*EJERCICIO 1*. Localiza en los registros de abajo cada línea que contenga la cadena "рекомендуемое" y cópiala.

*TEXTO DE LECTURA*.
◆ ◆ ◆

El viernes bajé a Huarte. Teníamos que decidir los ganadores de un concurso literario para jóvenes. Aunque en estos negociados de la literatura soy un don nadie, me ha tocado, desde hace años, participar en el jurado de unos cuantos certámenes, envalentonado por mi pasión lectora. Es una experiencia la mía, en todo caso, que no alcanza ni de lejos la de otros que han formado parte de cientos de jurados –eso por no hablar de quienes, profesionales del asunto, casi se han mantenido en algunas épocas de su vida con lo que pagan en estos menesteres en los concursos de mayor dotación municipal o provincial; así vivió años, por ejemplo, el gran poeta José Hierro-.
El otro día nos llevó su tiempo alcanzar un acuerdo. Ningún texto nos enamoraba perdidamente. A todos les veíamos fallos, desequilibrios, caídas, flojeras, y se trataba por ello de inclinarse por el relato o poemario al que más puntos de valor o promesas le encontrara la mayoría. La discusión fue viva, y se resolvió en un consenso trabajado y cordial. Lo que teníamos claro es que no debíamos dejar desiertos los premios, porque, con la que está cayendo social y culturalmente (toneladas de trivialización, estupidez social, dispersión de la mirada entre mil pantallas y entronización de unos modelos que cantan a la vida “intensa” y “activa”), hay algo grande, muy hermoso, en el empeño literario de estos jóvenes, por imperfectos que sean sus resultados.

◆ ◆ ◆

[Registros extraídos de una colección]
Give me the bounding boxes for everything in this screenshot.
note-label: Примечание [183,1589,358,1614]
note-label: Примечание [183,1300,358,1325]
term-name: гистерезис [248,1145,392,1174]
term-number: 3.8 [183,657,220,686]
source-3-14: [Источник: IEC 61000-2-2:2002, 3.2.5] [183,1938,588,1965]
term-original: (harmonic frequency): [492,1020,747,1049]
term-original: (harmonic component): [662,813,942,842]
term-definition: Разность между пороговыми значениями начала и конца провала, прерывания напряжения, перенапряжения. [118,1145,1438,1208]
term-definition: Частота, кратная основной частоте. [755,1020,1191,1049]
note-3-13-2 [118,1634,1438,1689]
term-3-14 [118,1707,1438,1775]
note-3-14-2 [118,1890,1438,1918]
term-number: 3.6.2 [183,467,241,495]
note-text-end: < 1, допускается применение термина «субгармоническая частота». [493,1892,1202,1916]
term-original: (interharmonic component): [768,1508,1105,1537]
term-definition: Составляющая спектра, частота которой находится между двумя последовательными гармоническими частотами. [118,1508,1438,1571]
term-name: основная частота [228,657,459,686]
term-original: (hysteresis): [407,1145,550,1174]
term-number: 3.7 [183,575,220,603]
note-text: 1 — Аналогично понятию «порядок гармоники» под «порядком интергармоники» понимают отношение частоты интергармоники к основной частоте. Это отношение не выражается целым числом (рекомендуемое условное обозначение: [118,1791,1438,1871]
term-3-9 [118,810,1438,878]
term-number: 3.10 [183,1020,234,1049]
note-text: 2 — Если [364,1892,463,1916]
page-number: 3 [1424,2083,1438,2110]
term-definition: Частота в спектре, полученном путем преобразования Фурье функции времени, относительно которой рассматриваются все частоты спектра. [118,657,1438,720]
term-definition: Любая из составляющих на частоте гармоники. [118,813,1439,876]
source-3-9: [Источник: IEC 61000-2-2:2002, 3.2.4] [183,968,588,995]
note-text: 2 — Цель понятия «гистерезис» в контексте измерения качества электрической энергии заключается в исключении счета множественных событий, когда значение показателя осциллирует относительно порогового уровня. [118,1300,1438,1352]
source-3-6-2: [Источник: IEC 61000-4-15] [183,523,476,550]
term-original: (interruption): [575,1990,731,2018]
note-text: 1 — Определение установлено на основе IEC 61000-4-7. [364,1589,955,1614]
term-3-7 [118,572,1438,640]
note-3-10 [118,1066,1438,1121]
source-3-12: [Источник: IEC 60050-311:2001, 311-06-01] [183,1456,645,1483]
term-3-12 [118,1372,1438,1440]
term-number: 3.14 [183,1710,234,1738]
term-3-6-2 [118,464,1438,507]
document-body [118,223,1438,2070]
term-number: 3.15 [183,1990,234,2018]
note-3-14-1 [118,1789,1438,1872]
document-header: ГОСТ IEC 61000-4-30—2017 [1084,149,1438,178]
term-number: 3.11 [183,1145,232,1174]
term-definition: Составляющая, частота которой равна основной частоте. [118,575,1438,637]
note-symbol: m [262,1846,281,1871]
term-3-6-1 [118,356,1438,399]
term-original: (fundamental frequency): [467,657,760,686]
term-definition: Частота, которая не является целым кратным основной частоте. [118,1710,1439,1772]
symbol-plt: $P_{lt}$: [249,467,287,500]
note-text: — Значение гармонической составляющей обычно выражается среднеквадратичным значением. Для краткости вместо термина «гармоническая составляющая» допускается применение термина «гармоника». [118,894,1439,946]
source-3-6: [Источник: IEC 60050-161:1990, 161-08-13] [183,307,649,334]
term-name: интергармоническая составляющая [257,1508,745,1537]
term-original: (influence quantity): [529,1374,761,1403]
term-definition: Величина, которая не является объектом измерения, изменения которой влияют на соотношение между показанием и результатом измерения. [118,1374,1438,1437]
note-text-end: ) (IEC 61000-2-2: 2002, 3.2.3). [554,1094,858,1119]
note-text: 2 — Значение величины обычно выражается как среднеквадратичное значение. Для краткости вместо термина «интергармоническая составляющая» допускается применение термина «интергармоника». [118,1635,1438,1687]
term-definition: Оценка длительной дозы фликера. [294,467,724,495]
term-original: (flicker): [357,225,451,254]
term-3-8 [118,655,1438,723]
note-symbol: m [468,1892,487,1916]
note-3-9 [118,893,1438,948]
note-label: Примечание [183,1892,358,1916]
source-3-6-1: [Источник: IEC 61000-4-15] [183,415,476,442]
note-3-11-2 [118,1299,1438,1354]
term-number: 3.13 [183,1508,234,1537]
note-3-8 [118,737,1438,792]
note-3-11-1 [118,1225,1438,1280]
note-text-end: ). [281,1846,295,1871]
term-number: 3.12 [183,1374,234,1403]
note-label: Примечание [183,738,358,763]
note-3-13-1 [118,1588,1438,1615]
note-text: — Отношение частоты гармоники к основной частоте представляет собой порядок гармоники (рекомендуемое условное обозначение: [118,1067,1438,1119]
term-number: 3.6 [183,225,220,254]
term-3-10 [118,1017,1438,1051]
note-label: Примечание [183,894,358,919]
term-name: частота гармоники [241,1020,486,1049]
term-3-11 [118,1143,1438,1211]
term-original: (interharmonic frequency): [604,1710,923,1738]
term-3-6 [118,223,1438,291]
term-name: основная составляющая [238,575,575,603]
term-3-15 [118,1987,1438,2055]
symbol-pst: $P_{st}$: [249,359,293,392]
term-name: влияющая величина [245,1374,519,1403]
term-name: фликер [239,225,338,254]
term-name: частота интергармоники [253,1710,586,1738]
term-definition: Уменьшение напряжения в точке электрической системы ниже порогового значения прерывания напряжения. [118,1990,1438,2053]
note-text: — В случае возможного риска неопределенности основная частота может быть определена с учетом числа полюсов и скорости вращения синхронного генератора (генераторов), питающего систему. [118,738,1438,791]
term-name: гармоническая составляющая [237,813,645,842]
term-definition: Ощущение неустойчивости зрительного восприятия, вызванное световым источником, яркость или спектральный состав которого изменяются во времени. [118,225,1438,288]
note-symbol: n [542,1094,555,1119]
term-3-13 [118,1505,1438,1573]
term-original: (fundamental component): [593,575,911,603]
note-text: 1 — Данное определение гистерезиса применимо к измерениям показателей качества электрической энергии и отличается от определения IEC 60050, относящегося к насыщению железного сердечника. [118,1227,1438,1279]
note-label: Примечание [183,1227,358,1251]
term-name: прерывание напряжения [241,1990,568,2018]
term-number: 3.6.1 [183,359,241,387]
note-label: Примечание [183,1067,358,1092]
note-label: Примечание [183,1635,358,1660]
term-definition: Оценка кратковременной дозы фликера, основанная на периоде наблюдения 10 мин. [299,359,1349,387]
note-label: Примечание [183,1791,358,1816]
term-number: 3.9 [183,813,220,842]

◆ ◆ ◆

*EJERCICIO 2*. Transcribe sin cambios el pasaje del texto de arriba sobre el jurado del concurso literario: empieza en las palabras "El viernes bajé" y detente después de "poeta José Hierro-.".

*RESULTADO OBTENIDO 1*.
note-text: 1 — Аналогично понятию «порядок гармоники» под «порядком интергармоники» понимают отношение частоты интергармоники к основной частоте. Это отношение не выражается целым числом (рекомендуемое условное обозначение: [118,1791,1438,1871]
note-text: — Отношение частоты гармоники к основной частоте представляет собой порядок гармоники (рекомендуемое условное обозначение: [118,1067,1438,1119]

*RESULTADO OBTENIDO 2*.
El viernes bajé a Huarte. Teníamos que decidir los ganadores de un concurso literario para jóvenes. Aunque en estos negociados de la literatura soy un don nadie, me ha tocado, desde hace años, participar en el jurado de unos cuantos certámenes, envalentonado por mi pasión lectora. Es una experiencia la mía, en todo caso, que no alcanza ni de lejos la de otros que han formado parte de cientos de jurados –eso por no hablar de quienes, profesionales del asunto, casi se han mantenido en algunas épocas de su vida con lo que pagan en estos menesteres en los concursos de mayor dotación municipal o provincial; así vivió años, por ejemplo, el gran poeta José Hierro-.